AIM → State the number of lines with the string "rmse" in them, and nothing else.

•••

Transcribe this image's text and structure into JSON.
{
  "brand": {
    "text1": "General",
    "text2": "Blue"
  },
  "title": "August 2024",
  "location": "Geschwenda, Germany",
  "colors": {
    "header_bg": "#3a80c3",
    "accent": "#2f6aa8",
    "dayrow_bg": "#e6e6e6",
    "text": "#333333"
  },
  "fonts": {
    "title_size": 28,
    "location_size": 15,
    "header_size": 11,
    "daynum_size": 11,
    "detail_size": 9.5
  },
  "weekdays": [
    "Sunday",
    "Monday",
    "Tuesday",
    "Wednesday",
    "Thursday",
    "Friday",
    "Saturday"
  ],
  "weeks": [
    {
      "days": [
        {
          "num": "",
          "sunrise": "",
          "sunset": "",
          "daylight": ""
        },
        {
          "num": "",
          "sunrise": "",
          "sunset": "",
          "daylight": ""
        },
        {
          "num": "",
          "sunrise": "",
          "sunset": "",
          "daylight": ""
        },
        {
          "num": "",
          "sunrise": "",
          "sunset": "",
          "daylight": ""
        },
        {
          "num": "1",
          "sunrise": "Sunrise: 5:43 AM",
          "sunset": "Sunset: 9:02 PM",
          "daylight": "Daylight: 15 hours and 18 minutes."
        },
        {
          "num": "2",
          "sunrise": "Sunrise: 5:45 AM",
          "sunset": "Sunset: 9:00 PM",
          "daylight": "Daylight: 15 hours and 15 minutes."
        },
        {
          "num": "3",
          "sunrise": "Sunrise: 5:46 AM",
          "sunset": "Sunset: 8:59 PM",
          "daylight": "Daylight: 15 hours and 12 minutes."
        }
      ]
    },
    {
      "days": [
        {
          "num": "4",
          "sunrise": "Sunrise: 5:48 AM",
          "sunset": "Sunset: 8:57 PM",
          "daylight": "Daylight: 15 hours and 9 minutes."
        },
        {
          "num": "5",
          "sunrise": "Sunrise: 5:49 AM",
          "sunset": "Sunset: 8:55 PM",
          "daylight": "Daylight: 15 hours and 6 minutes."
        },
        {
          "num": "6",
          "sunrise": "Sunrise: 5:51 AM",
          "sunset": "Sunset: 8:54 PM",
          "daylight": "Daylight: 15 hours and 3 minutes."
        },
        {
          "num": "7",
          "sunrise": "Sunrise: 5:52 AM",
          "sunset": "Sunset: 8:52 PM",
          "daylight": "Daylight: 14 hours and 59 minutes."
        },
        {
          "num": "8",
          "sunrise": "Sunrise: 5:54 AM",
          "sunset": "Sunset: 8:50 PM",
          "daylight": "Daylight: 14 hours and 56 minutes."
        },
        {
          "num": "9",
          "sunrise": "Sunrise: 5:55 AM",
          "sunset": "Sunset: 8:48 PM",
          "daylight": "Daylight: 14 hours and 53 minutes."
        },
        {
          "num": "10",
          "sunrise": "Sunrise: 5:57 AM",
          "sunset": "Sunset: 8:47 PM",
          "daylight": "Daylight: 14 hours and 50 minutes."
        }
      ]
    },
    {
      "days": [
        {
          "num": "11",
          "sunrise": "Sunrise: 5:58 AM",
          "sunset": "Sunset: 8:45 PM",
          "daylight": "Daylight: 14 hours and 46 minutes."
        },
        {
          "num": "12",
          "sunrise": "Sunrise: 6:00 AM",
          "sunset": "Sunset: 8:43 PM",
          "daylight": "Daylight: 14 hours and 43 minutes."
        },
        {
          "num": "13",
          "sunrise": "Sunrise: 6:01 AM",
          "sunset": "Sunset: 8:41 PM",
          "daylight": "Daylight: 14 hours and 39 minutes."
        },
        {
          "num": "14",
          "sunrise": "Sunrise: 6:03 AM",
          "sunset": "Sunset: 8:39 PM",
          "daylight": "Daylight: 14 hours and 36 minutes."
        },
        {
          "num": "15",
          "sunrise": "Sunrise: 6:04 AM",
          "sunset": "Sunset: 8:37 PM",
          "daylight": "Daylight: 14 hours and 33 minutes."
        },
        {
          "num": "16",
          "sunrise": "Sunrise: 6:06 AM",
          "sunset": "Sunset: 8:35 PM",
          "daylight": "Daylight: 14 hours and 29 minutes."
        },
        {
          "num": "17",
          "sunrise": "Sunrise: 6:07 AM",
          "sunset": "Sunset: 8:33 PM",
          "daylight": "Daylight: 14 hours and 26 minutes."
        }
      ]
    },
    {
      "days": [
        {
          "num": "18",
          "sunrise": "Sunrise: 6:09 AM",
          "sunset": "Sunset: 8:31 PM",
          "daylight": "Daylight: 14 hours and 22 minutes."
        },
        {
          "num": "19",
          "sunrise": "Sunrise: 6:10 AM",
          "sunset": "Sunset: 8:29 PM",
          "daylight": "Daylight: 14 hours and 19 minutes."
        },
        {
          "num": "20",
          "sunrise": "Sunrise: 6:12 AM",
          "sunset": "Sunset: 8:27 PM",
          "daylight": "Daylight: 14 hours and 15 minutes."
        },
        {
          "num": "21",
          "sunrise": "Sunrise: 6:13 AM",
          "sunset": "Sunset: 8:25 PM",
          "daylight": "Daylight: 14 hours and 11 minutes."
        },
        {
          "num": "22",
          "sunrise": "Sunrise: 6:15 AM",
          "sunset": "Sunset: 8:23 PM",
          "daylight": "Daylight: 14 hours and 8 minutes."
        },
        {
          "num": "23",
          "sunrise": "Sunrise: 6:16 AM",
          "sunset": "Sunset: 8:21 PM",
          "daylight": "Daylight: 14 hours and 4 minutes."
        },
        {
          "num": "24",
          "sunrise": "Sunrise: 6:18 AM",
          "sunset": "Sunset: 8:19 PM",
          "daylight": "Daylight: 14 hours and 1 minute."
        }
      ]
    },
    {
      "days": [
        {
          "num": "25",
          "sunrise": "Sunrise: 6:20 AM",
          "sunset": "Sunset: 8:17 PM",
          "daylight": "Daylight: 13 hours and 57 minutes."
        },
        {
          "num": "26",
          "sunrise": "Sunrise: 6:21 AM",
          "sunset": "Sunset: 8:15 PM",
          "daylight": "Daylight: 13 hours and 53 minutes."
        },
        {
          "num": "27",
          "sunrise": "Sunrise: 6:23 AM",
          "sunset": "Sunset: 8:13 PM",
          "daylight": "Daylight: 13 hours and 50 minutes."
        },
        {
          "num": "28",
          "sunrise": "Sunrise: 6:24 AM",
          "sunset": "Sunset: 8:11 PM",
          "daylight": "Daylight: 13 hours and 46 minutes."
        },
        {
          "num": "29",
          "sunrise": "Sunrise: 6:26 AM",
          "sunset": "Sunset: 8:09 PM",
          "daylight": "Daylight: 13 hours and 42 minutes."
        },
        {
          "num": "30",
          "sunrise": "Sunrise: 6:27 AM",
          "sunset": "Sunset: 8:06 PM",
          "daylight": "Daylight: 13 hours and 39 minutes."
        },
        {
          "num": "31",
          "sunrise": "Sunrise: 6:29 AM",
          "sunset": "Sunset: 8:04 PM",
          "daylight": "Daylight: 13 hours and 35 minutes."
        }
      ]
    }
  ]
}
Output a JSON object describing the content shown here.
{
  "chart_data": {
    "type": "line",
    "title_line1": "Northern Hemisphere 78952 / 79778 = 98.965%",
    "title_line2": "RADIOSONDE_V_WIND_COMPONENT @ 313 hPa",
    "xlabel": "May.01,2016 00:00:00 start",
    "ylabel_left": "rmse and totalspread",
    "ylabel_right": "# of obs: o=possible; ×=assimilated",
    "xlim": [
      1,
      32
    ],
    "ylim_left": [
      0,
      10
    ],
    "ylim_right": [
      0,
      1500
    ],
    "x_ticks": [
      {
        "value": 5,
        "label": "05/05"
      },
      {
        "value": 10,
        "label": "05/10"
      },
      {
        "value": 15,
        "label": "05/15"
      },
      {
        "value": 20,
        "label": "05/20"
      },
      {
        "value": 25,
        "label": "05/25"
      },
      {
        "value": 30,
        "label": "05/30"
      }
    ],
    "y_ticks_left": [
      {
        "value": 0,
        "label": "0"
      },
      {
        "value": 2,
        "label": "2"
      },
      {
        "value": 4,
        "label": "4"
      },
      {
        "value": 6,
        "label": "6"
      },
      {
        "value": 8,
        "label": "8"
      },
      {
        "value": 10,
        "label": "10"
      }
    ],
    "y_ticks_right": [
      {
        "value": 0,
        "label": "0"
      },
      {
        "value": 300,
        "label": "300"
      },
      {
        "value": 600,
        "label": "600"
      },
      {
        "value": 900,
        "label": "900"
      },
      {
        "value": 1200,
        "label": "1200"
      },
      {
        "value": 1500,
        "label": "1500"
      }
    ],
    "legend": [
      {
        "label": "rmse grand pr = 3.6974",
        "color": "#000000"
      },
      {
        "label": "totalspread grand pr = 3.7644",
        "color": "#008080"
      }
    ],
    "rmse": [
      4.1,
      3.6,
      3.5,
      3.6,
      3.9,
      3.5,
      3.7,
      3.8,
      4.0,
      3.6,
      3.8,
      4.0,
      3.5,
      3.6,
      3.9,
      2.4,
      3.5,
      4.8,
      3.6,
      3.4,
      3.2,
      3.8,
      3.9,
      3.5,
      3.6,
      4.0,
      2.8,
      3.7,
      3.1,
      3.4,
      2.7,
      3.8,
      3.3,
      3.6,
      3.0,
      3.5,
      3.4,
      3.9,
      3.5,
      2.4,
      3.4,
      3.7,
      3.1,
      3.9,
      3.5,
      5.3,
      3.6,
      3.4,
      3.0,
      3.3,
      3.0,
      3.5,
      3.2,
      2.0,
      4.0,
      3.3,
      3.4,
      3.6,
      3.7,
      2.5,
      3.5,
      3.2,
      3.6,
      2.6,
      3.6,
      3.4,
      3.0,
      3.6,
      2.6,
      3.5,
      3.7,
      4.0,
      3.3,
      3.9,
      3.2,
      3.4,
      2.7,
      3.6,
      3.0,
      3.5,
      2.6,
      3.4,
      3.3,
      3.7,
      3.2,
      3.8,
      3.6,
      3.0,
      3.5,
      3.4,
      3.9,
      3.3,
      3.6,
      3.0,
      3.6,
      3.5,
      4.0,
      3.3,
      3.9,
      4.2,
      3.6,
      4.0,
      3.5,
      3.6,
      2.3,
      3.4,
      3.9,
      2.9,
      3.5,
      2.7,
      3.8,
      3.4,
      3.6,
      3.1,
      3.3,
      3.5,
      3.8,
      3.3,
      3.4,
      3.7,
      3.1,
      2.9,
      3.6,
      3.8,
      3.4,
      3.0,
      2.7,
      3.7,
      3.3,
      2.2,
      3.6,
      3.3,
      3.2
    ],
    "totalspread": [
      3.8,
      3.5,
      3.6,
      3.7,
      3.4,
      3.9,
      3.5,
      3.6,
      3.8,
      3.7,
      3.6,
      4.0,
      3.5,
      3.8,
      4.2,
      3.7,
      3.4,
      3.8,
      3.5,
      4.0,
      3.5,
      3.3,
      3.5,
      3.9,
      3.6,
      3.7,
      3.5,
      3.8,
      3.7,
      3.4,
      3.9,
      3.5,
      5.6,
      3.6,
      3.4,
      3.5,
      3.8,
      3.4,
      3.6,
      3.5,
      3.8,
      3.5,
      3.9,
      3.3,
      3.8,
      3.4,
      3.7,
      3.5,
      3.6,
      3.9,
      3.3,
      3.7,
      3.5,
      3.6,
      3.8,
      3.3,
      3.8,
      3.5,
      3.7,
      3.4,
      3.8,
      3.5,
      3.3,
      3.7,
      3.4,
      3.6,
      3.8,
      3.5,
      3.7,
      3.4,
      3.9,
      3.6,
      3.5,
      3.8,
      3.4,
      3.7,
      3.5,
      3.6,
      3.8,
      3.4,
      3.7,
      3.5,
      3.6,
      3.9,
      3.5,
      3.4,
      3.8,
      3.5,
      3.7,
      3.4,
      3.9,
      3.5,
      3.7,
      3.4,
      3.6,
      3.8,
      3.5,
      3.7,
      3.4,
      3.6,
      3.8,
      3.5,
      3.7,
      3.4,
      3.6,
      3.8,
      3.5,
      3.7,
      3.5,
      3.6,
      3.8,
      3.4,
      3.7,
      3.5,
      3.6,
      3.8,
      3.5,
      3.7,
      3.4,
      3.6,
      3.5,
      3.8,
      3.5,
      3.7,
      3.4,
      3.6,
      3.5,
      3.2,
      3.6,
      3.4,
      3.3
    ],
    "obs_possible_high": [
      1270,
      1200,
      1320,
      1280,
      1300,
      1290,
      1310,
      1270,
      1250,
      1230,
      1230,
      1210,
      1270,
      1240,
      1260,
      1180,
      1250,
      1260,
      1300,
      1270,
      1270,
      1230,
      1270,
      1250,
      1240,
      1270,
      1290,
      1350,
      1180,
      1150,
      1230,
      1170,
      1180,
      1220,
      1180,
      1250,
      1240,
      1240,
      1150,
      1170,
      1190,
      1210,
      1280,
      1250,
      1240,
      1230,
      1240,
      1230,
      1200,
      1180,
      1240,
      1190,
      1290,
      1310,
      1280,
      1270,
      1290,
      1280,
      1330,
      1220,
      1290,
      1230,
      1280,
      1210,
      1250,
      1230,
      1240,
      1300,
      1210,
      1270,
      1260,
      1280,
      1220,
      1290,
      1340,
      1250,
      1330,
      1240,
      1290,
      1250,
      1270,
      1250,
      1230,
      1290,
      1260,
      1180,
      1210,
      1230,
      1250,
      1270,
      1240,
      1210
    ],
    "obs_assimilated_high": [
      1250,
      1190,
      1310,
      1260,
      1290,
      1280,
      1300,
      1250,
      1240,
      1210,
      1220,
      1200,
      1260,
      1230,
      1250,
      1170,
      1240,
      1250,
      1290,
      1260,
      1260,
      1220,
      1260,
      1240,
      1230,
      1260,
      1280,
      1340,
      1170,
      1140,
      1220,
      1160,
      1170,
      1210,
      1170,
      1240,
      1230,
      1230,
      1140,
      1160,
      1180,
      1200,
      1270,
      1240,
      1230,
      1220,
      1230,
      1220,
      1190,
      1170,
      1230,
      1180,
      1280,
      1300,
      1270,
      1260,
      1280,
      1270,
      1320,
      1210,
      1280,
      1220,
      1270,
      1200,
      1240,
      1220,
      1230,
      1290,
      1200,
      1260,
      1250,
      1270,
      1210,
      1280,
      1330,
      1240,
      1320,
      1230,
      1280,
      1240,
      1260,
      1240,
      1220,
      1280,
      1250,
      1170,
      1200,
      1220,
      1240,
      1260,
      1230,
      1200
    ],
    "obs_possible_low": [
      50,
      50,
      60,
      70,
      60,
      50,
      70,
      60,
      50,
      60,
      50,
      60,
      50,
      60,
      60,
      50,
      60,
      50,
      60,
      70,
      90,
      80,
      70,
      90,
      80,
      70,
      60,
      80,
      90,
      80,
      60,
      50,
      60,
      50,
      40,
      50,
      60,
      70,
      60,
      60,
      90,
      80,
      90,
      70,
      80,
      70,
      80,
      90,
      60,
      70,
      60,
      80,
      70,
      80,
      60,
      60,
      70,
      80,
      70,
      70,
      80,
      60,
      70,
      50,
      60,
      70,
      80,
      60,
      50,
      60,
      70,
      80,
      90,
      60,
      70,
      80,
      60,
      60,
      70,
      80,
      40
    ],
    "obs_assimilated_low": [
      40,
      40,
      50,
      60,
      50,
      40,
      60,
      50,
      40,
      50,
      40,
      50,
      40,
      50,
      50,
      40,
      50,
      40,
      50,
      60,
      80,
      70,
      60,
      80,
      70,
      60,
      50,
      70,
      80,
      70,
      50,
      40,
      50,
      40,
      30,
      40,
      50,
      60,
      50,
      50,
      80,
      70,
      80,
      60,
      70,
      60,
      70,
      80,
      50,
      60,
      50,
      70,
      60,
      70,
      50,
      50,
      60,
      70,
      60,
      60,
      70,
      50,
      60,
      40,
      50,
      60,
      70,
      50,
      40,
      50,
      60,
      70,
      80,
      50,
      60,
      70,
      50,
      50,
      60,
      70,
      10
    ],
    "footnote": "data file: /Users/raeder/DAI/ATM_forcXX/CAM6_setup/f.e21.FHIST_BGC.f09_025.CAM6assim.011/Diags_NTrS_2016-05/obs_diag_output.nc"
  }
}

•••

ANSWER FOR THIS EXERCISE → 3